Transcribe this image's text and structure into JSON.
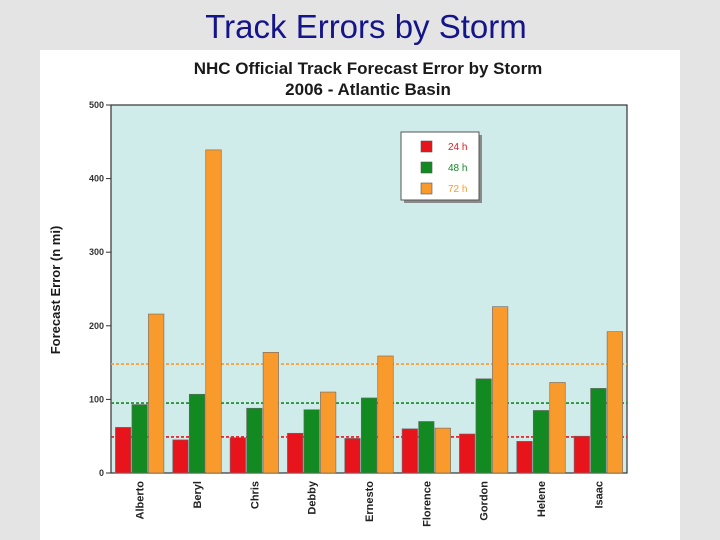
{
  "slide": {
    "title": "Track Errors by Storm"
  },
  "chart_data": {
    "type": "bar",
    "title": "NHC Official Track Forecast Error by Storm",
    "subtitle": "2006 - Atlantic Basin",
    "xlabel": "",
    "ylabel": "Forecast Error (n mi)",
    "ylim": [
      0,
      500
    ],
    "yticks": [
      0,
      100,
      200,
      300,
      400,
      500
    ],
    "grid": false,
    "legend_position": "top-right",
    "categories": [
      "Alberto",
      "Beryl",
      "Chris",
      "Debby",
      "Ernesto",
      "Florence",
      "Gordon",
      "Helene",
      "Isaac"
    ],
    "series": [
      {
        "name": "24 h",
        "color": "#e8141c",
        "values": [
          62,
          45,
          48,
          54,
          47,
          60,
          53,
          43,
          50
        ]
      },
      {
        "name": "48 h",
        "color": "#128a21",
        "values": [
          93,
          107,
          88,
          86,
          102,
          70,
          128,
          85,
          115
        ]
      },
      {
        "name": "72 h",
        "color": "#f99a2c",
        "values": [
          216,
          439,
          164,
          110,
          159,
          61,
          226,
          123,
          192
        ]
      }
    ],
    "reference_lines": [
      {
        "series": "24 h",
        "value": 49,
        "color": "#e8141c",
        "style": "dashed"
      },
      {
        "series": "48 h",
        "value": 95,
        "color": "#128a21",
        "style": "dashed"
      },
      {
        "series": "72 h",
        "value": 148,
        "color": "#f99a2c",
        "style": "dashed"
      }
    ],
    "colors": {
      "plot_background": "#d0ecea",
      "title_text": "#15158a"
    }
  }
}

━━━━

Task details
Retype each entry precisely. Skip images entirely.

Exercise result
Transcribe this image's text and structure into JSON.
{
  "slide": {
    "title": "Track Errors by Storm"
  },
  "chart_data": {
    "type": "bar",
    "title": "NHC Official Track Forecast Error by Storm",
    "subtitle": "2006 - Atlantic Basin",
    "xlabel": "",
    "ylabel": "Forecast Error (n mi)",
    "ylim": [
      0,
      500
    ],
    "yticks": [
      0,
      100,
      200,
      300,
      400,
      500
    ],
    "grid": false,
    "legend_position": "top-right",
    "categories": [
      "Alberto",
      "Beryl",
      "Chris",
      "Debby",
      "Ernesto",
      "Florence",
      "Gordon",
      "Helene",
      "Isaac"
    ],
    "series": [
      {
        "name": "24 h",
        "color": "#e8141c",
        "values": [
          62,
          45,
          48,
          54,
          47,
          60,
          53,
          43,
          50
        ]
      },
      {
        "name": "48 h",
        "color": "#128a21",
        "values": [
          93,
          107,
          88,
          86,
          102,
          70,
          128,
          85,
          115
        ]
      },
      {
        "name": "72 h",
        "color": "#f99a2c",
        "values": [
          216,
          439,
          164,
          110,
          159,
          61,
          226,
          123,
          192
        ]
      }
    ],
    "reference_lines": [
      {
        "series": "24 h",
        "value": 49,
        "color": "#e8141c",
        "style": "dashed"
      },
      {
        "series": "48 h",
        "value": 95,
        "color": "#128a21",
        "style": "dashed"
      },
      {
        "series": "72 h",
        "value": 148,
        "color": "#f99a2c",
        "style": "dashed"
      }
    ],
    "colors": {
      "plot_background": "#d0ecea",
      "title_text": "#15158a"
    }
  }
}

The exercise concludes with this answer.